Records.
_____
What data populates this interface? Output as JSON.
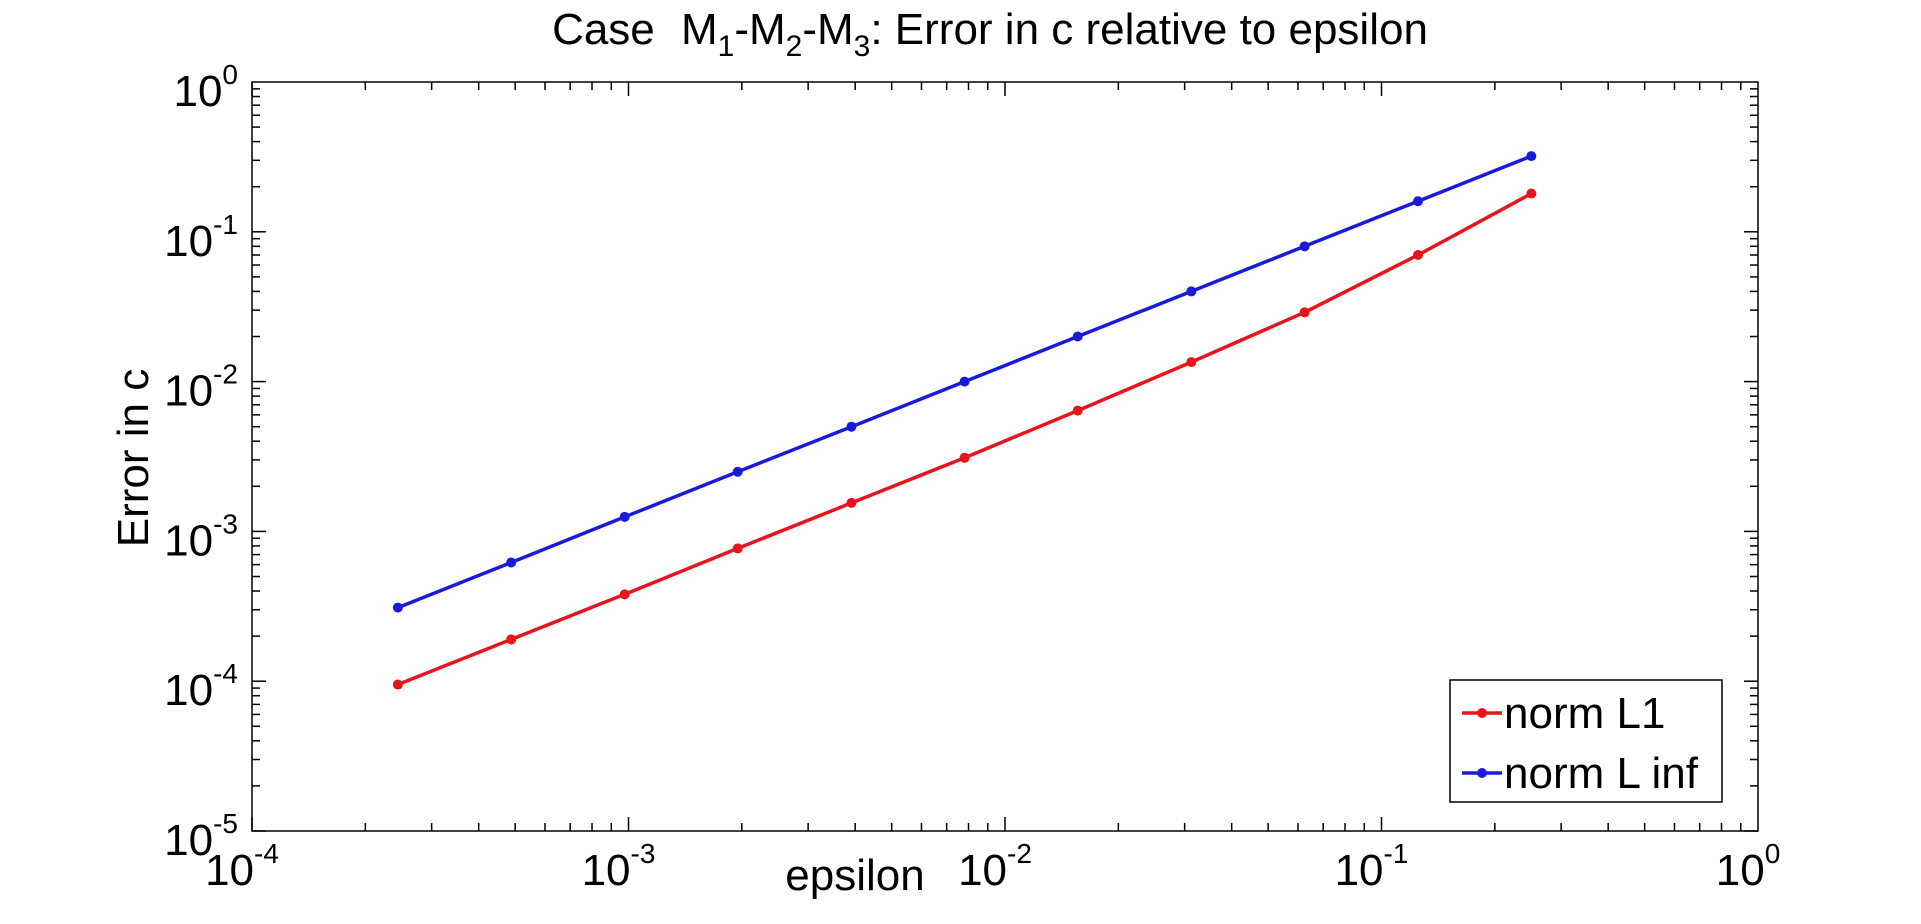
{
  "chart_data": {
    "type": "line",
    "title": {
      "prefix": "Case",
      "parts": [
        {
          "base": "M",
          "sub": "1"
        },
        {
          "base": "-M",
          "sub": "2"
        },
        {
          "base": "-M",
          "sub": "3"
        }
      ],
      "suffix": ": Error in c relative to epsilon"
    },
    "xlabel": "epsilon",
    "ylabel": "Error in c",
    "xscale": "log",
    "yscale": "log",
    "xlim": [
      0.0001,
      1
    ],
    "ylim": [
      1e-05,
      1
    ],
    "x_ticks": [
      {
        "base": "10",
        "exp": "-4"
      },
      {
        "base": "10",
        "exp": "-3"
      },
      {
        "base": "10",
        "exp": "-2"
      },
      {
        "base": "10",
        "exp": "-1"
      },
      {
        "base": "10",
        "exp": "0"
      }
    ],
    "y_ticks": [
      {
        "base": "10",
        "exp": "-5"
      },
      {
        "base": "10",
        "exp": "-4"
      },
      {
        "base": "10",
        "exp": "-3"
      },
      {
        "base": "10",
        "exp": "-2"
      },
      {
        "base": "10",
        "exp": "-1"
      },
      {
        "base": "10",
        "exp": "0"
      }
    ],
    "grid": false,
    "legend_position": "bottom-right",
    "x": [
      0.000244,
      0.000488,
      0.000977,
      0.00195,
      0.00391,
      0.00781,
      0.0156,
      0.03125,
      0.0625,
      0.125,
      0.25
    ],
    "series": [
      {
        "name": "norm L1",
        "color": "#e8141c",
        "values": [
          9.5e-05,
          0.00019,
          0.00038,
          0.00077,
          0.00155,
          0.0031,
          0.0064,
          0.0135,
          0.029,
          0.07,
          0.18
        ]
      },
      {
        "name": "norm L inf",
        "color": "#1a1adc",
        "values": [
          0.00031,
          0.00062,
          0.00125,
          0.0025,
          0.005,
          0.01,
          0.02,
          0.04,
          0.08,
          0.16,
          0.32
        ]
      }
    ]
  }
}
_____
Objective. Copy every entry word for word, but omit the pictures.

Solution to this problem.
What data populates this interface? Output as JSON.
{
  "chart_data": {
    "type": "line",
    "title": {
      "prefix": "Case",
      "parts": [
        {
          "base": "M",
          "sub": "1"
        },
        {
          "base": "-M",
          "sub": "2"
        },
        {
          "base": "-M",
          "sub": "3"
        }
      ],
      "suffix": ": Error in c relative to epsilon"
    },
    "xlabel": "epsilon",
    "ylabel": "Error in c",
    "xscale": "log",
    "yscale": "log",
    "xlim": [
      0.0001,
      1
    ],
    "ylim": [
      1e-05,
      1
    ],
    "x_ticks": [
      {
        "base": "10",
        "exp": "-4"
      },
      {
        "base": "10",
        "exp": "-3"
      },
      {
        "base": "10",
        "exp": "-2"
      },
      {
        "base": "10",
        "exp": "-1"
      },
      {
        "base": "10",
        "exp": "0"
      }
    ],
    "y_ticks": [
      {
        "base": "10",
        "exp": "-5"
      },
      {
        "base": "10",
        "exp": "-4"
      },
      {
        "base": "10",
        "exp": "-3"
      },
      {
        "base": "10",
        "exp": "-2"
      },
      {
        "base": "10",
        "exp": "-1"
      },
      {
        "base": "10",
        "exp": "0"
      }
    ],
    "grid": false,
    "legend_position": "bottom-right",
    "x": [
      0.000244,
      0.000488,
      0.000977,
      0.00195,
      0.00391,
      0.00781,
      0.0156,
      0.03125,
      0.0625,
      0.125,
      0.25
    ],
    "series": [
      {
        "name": "norm L1",
        "color": "#e8141c",
        "values": [
          9.5e-05,
          0.00019,
          0.00038,
          0.00077,
          0.00155,
          0.0031,
          0.0064,
          0.0135,
          0.029,
          0.07,
          0.18
        ]
      },
      {
        "name": "norm L inf",
        "color": "#1a1adc",
        "values": [
          0.00031,
          0.00062,
          0.00125,
          0.0025,
          0.005,
          0.01,
          0.02,
          0.04,
          0.08,
          0.16,
          0.32
        ]
      }
    ]
  }
}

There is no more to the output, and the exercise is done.